------ Data entries ------

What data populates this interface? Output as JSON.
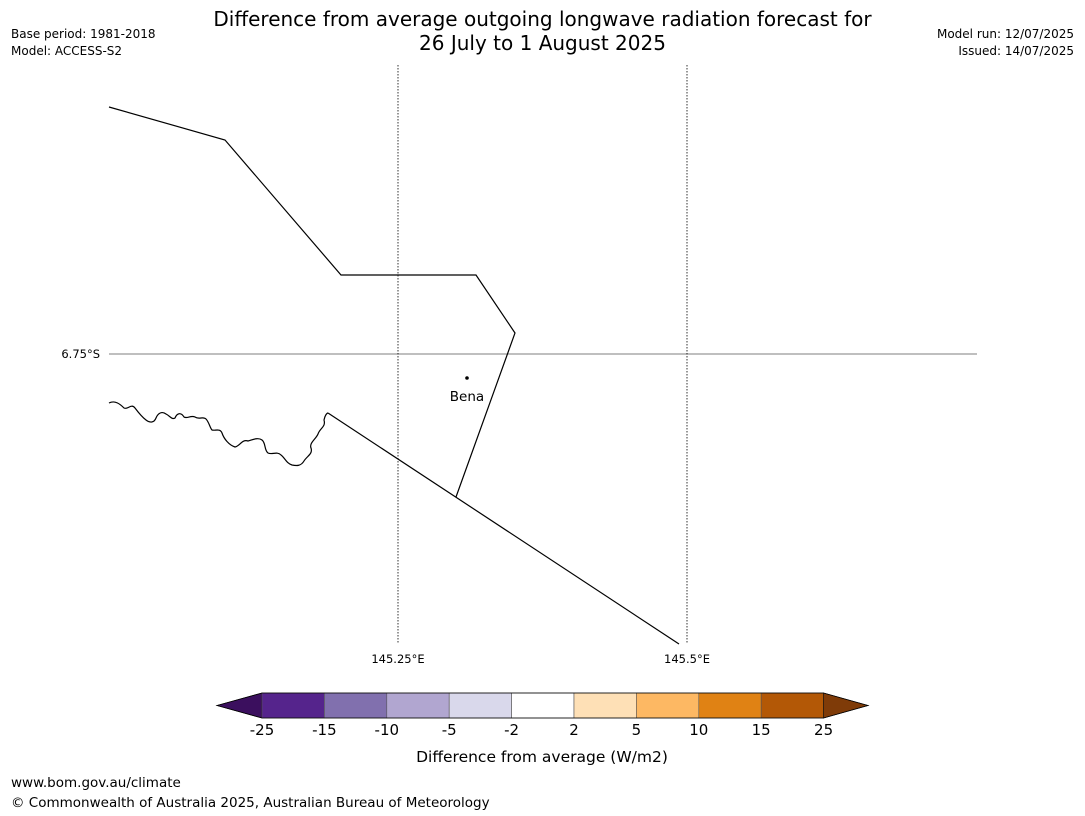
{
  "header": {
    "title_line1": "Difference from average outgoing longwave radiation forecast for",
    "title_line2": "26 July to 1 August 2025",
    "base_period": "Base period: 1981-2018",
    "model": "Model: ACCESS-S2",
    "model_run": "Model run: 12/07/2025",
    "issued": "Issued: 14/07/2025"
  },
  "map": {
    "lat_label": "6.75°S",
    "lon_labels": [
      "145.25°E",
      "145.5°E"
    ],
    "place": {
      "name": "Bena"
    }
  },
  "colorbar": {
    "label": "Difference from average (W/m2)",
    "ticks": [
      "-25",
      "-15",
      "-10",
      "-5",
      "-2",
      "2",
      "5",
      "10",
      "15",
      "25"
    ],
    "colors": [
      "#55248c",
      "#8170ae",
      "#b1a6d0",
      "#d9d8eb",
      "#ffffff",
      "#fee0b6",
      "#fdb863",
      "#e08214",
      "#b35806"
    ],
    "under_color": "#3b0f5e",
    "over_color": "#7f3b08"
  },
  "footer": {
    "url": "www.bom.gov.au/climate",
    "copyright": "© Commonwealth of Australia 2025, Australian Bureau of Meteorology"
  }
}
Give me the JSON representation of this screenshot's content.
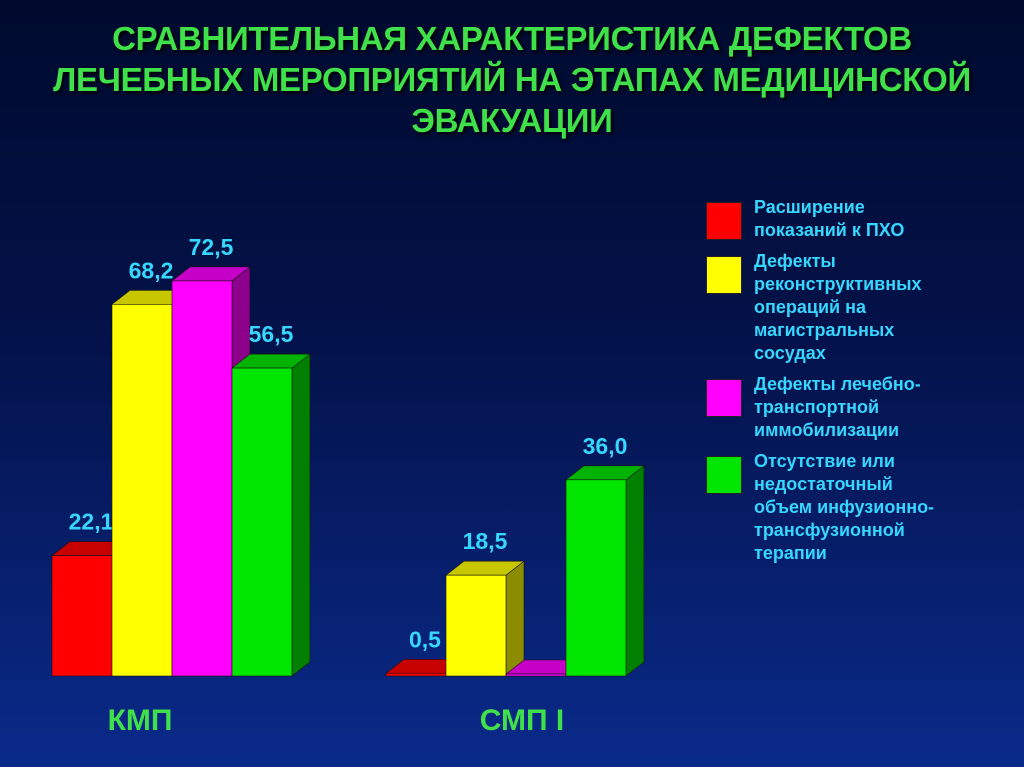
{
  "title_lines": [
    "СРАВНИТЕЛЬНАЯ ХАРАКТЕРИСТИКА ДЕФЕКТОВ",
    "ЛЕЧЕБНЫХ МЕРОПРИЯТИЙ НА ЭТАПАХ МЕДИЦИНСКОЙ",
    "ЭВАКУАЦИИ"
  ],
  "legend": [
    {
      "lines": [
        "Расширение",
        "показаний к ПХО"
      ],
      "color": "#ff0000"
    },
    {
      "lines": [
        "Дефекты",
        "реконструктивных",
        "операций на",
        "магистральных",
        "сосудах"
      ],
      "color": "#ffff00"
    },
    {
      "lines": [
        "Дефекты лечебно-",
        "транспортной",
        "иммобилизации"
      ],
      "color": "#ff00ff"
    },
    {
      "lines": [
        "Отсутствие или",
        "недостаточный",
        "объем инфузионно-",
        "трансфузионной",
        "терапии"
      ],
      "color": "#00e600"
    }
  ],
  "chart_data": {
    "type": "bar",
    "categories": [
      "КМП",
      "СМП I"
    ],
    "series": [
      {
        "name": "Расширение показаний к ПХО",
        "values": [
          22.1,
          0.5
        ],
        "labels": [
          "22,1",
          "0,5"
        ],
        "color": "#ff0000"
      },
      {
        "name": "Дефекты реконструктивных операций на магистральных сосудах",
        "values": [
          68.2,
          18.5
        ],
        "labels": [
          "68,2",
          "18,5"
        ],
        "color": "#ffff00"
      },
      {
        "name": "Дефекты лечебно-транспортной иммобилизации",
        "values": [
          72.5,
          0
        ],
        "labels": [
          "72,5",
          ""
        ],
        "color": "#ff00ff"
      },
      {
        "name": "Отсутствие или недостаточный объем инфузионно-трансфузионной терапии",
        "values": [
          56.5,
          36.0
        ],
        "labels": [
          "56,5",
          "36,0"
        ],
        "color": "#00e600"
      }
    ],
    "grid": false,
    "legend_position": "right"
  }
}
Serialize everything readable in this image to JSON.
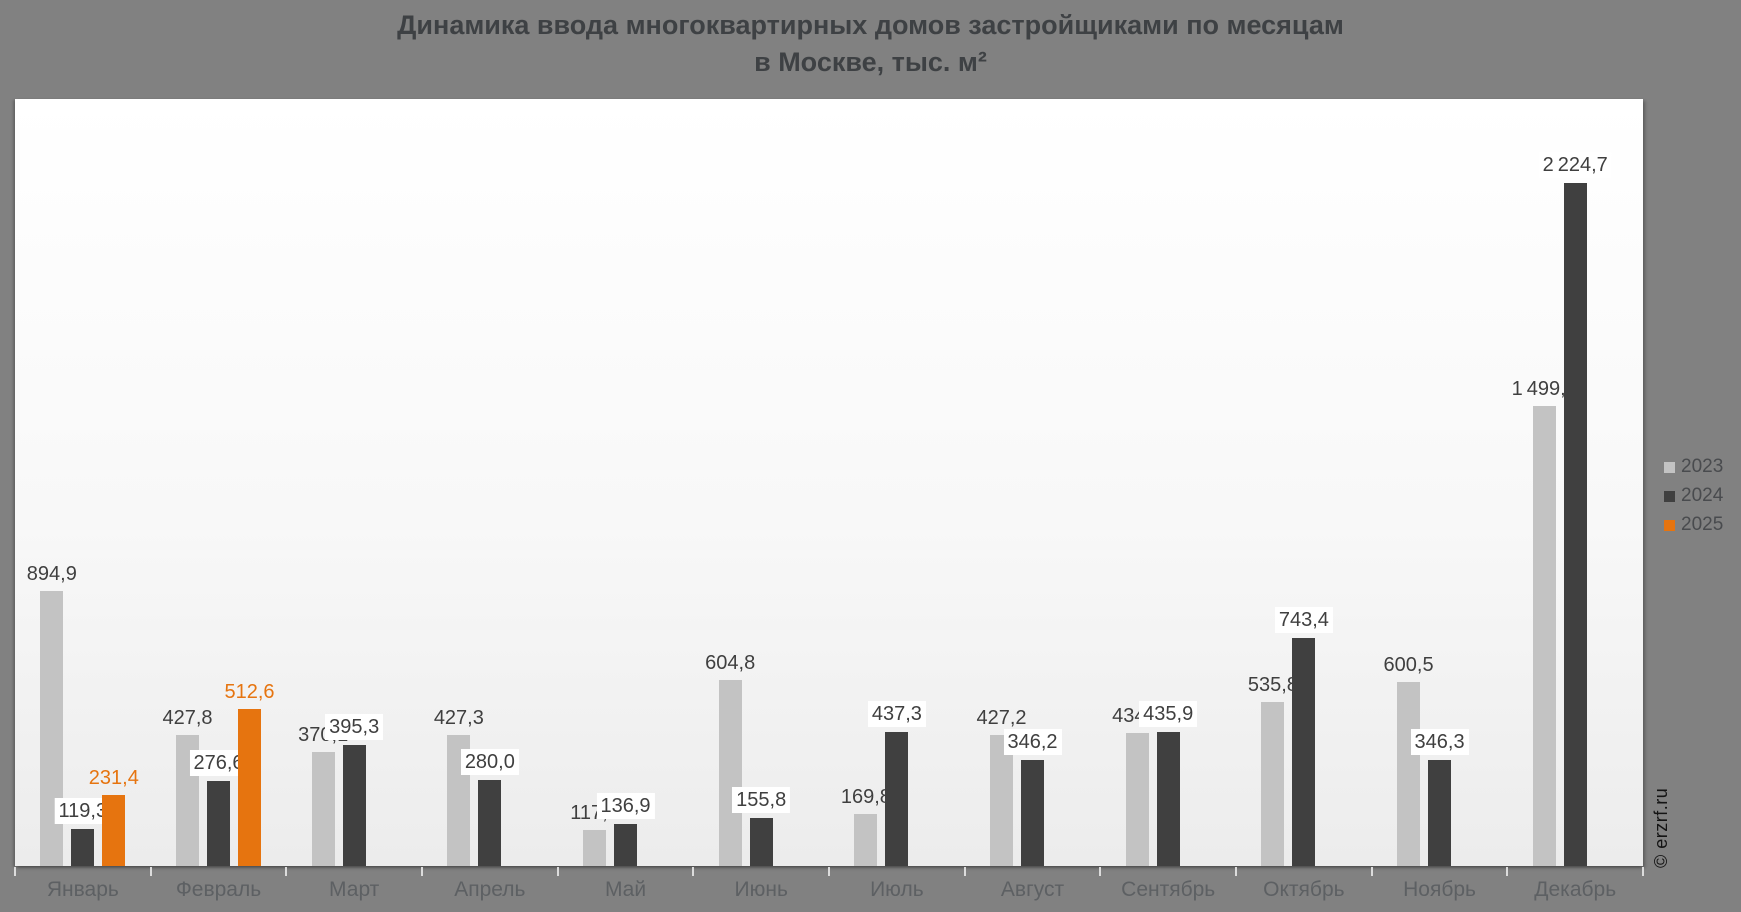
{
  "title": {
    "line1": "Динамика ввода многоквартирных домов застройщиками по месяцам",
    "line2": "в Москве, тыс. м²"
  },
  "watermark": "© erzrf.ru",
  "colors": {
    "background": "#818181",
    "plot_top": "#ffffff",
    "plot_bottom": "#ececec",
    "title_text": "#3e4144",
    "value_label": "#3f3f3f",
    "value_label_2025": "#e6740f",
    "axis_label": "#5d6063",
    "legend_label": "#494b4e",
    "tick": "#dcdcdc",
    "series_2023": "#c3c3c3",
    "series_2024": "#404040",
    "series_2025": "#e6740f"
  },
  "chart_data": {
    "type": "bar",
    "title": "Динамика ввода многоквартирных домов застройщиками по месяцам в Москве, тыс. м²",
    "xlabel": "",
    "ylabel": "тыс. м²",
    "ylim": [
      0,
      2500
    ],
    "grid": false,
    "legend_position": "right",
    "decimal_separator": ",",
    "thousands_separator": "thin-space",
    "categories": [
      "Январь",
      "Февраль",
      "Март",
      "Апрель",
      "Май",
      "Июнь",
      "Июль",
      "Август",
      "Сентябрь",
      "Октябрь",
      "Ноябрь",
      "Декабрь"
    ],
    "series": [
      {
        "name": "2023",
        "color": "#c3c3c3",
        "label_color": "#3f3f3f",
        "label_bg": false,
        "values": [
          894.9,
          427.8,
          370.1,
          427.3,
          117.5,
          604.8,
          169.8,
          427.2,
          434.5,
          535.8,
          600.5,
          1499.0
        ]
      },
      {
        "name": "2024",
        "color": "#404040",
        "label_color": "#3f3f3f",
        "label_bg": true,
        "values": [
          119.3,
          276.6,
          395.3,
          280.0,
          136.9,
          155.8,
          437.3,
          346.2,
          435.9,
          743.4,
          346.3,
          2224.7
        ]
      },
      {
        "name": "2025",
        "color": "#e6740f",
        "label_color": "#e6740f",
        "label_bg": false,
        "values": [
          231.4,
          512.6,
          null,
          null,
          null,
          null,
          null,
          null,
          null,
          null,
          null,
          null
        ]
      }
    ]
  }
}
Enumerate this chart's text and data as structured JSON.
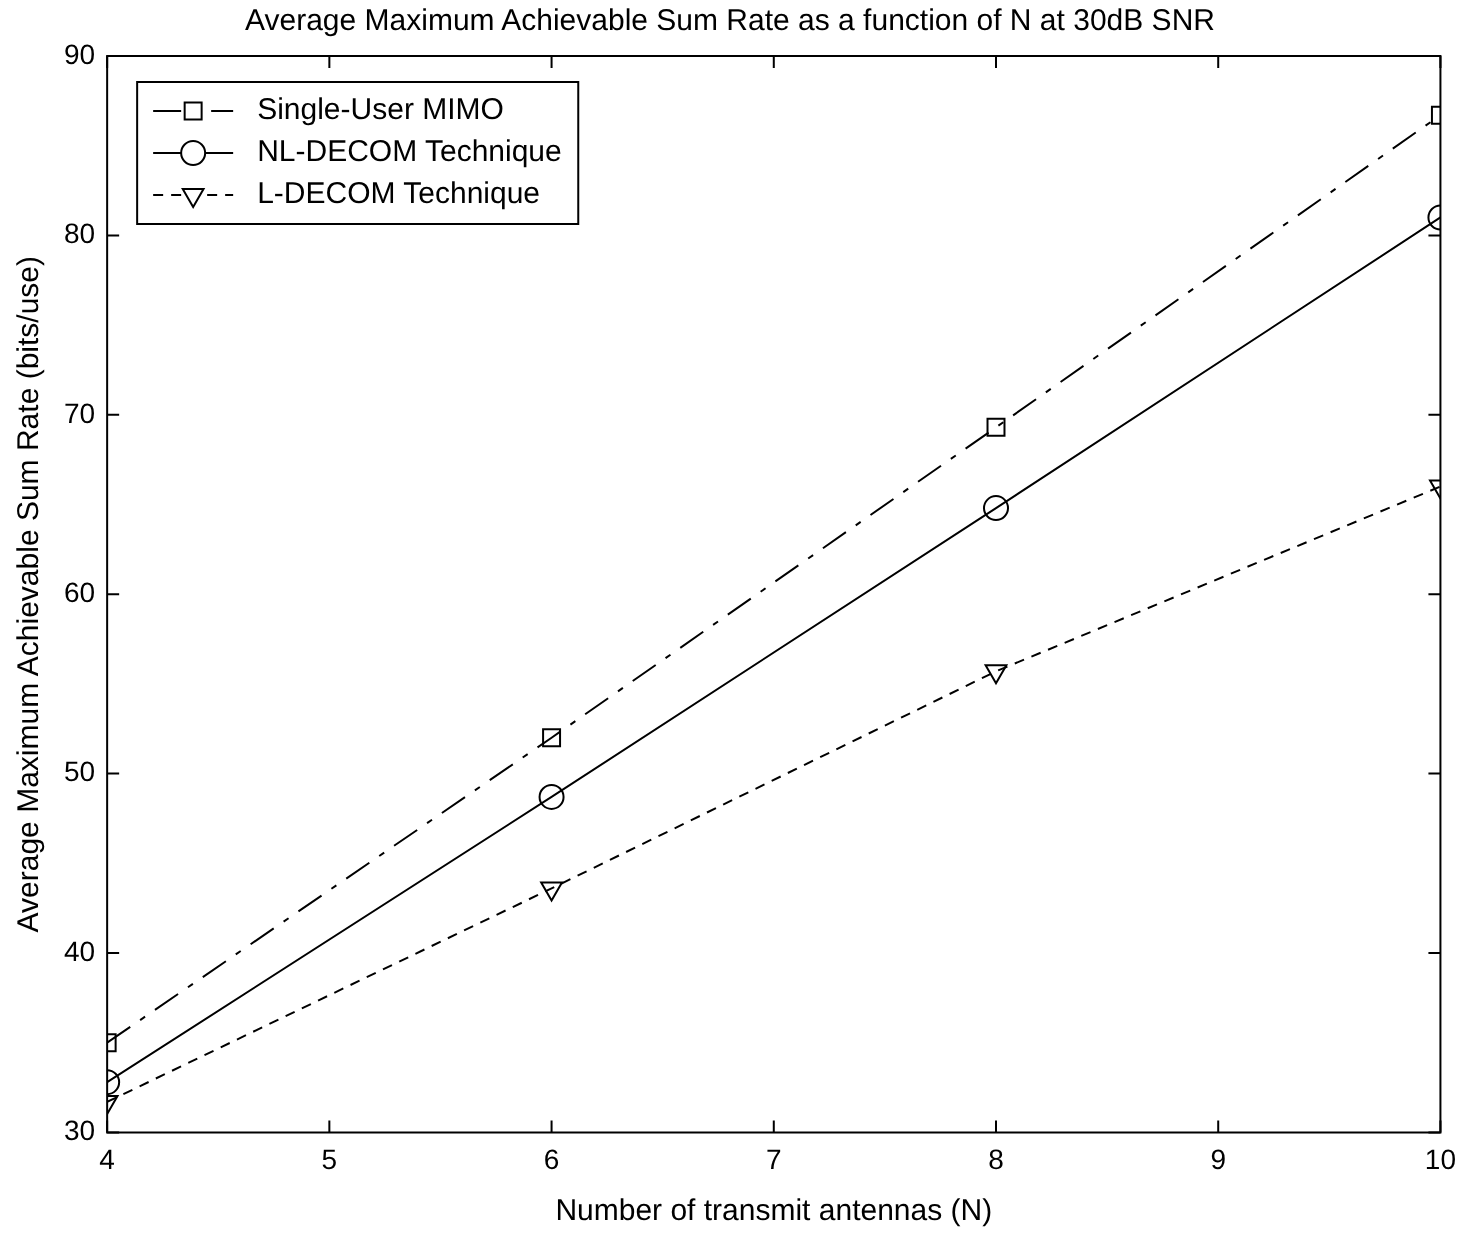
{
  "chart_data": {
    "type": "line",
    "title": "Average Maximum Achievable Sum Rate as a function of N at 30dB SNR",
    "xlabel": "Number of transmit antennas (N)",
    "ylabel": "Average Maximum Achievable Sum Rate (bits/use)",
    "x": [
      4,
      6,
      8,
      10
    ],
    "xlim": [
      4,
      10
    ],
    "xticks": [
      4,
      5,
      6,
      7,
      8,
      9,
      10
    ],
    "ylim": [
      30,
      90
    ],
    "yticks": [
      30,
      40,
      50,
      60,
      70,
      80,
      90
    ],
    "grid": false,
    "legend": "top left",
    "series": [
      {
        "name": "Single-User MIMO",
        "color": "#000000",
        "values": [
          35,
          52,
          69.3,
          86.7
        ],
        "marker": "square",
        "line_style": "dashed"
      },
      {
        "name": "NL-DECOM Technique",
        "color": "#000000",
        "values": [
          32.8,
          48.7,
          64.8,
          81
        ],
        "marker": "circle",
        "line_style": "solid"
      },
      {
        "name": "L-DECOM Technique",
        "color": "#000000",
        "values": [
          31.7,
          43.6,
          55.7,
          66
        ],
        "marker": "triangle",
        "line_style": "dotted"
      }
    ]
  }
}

------

-- Written instruction --
Reproduce the listing word for word and omit its pictures.

-- Written response --
What data populates this interface? Output as JSON.
{
  "header": {
    "title_line1": "Difference from average outgoing longwave radiation forecast for",
    "title_line2": "26 July to 1 August 2025",
    "base_period": "Base period: 1981-2018",
    "model": "Model: ACCESS-S2",
    "model_run": "Model run: 12/07/2025",
    "issued": "Issued: 14/07/2025"
  },
  "map": {
    "lat_label": "6.75°S",
    "lon_labels": [
      "145.25°E",
      "145.5°E"
    ],
    "place": {
      "name": "Bena"
    }
  },
  "colorbar": {
    "label": "Difference from average (W/m2)",
    "ticks": [
      "-25",
      "-15",
      "-10",
      "-5",
      "-2",
      "2",
      "5",
      "10",
      "15",
      "25"
    ],
    "colors": [
      "#55248c",
      "#8170ae",
      "#b1a6d0",
      "#d9d8eb",
      "#ffffff",
      "#fee0b6",
      "#fdb863",
      "#e08214",
      "#b35806"
    ],
    "under_color": "#3b0f5e",
    "over_color": "#7f3b08"
  },
  "footer": {
    "url": "www.bom.gov.au/climate",
    "copyright": "© Commonwealth of Australia 2025, Australian Bureau of Meteorology"
  }
}
Give me the JSON representation of this screenshot's content.
{
  "title_lines": [
    "СРАВНИТЕЛЬНАЯ ХАРАКТЕРИСТИКА ДЕФЕКТОВ",
    "ЛЕЧЕБНЫХ МЕРОПРИЯТИЙ НА ЭТАПАХ МЕДИЦИНСКОЙ",
    "ЭВАКУАЦИИ"
  ],
  "legend": [
    {
      "lines": [
        "Расширение",
        "показаний к ПХО"
      ],
      "color": "#ff0000"
    },
    {
      "lines": [
        "Дефекты",
        "реконструктивных",
        "операций на",
        "магистральных",
        "сосудах"
      ],
      "color": "#ffff00"
    },
    {
      "lines": [
        "Дефекты лечебно-",
        "транспортной",
        "иммобилизации"
      ],
      "color": "#ff00ff"
    },
    {
      "lines": [
        "Отсутствие или",
        "недостаточный",
        "объем инфузионно-",
        "трансфузионной",
        "терапии"
      ],
      "color": "#00e600"
    }
  ],
  "chart_data": {
    "type": "bar",
    "categories": [
      "КМП",
      "СМП I"
    ],
    "series": [
      {
        "name": "Расширение показаний к ПХО",
        "values": [
          22.1,
          0.5
        ],
        "labels": [
          "22,1",
          "0,5"
        ],
        "color": "#ff0000"
      },
      {
        "name": "Дефекты реконструктивных операций на магистральных сосудах",
        "values": [
          68.2,
          18.5
        ],
        "labels": [
          "68,2",
          "18,5"
        ],
        "color": "#ffff00"
      },
      {
        "name": "Дефекты лечебно-транспортной иммобилизации",
        "values": [
          72.5,
          0
        ],
        "labels": [
          "72,5",
          ""
        ],
        "color": "#ff00ff"
      },
      {
        "name": "Отсутствие или недостаточный объем инфузионно-трансфузионной терапии",
        "values": [
          56.5,
          36.0
        ],
        "labels": [
          "56,5",
          "36,0"
        ],
        "color": "#00e600"
      }
    ],
    "grid": false,
    "legend_position": "right"
  }
}
Serialize everything readable in this image to JSON.
{
  "title": {
    "line1": "Динамика ввода многоквартирных домов застройщиками по месяцам",
    "line2": "в Москве, тыс. м²"
  },
  "watermark": "© erzrf.ru",
  "colors": {
    "background": "#818181",
    "plot_top": "#ffffff",
    "plot_bottom": "#ececec",
    "title_text": "#3e4144",
    "value_label": "#3f3f3f",
    "value_label_2025": "#e6740f",
    "axis_label": "#5d6063",
    "legend_label": "#494b4e",
    "tick": "#dcdcdc",
    "series_2023": "#c3c3c3",
    "series_2024": "#404040",
    "series_2025": "#e6740f"
  },
  "chart_data": {
    "type": "bar",
    "title": "Динамика ввода многоквартирных домов застройщиками по месяцам в Москве, тыс. м²",
    "xlabel": "",
    "ylabel": "тыс. м²",
    "ylim": [
      0,
      2500
    ],
    "grid": false,
    "legend_position": "right",
    "decimal_separator": ",",
    "thousands_separator": "thin-space",
    "categories": [
      "Январь",
      "Февраль",
      "Март",
      "Апрель",
      "Май",
      "Июнь",
      "Июль",
      "Август",
      "Сентябрь",
      "Октябрь",
      "Ноябрь",
      "Декабрь"
    ],
    "series": [
      {
        "name": "2023",
        "color": "#c3c3c3",
        "label_color": "#3f3f3f",
        "label_bg": false,
        "values": [
          894.9,
          427.8,
          370.1,
          427.3,
          117.5,
          604.8,
          169.8,
          427.2,
          434.5,
          535.8,
          600.5,
          1499.0
        ]
      },
      {
        "name": "2024",
        "color": "#404040",
        "label_color": "#3f3f3f",
        "label_bg": true,
        "values": [
          119.3,
          276.6,
          395.3,
          280.0,
          136.9,
          155.8,
          437.3,
          346.2,
          435.9,
          743.4,
          346.3,
          2224.7
        ]
      },
      {
        "name": "2025",
        "color": "#e6740f",
        "label_color": "#e6740f",
        "label_bg": false,
        "values": [
          231.4,
          512.6,
          null,
          null,
          null,
          null,
          null,
          null,
          null,
          null,
          null,
          null
        ]
      }
    ]
  }
}
Enumerate this chart's text and data as structured JSON.
{
  "chart_data": {
    "type": "line",
    "title": "Average Maximum Achievable Sum Rate as a function of N at 30dB SNR",
    "xlabel": "Number of transmit antennas (N)",
    "ylabel": "Average Maximum Achievable Sum Rate (bits/use)",
    "x": [
      4,
      6,
      8,
      10
    ],
    "xlim": [
      4,
      10
    ],
    "xticks": [
      4,
      5,
      6,
      7,
      8,
      9,
      10
    ],
    "ylim": [
      30,
      90
    ],
    "yticks": [
      30,
      40,
      50,
      60,
      70,
      80,
      90
    ],
    "grid": false,
    "legend": "top left",
    "series": [
      {
        "name": "Single-User MIMO",
        "color": "#000000",
        "values": [
          35,
          52,
          69.3,
          86.7
        ],
        "marker": "square",
        "line_style": "dashed"
      },
      {
        "name": "NL-DECOM Technique",
        "color": "#000000",
        "values": [
          32.8,
          48.7,
          64.8,
          81
        ],
        "marker": "circle",
        "line_style": "solid"
      },
      {
        "name": "L-DECOM Technique",
        "color": "#000000",
        "values": [
          31.7,
          43.6,
          55.7,
          66
        ],
        "marker": "triangle",
        "line_style": "dotted"
      }
    ]
  }
}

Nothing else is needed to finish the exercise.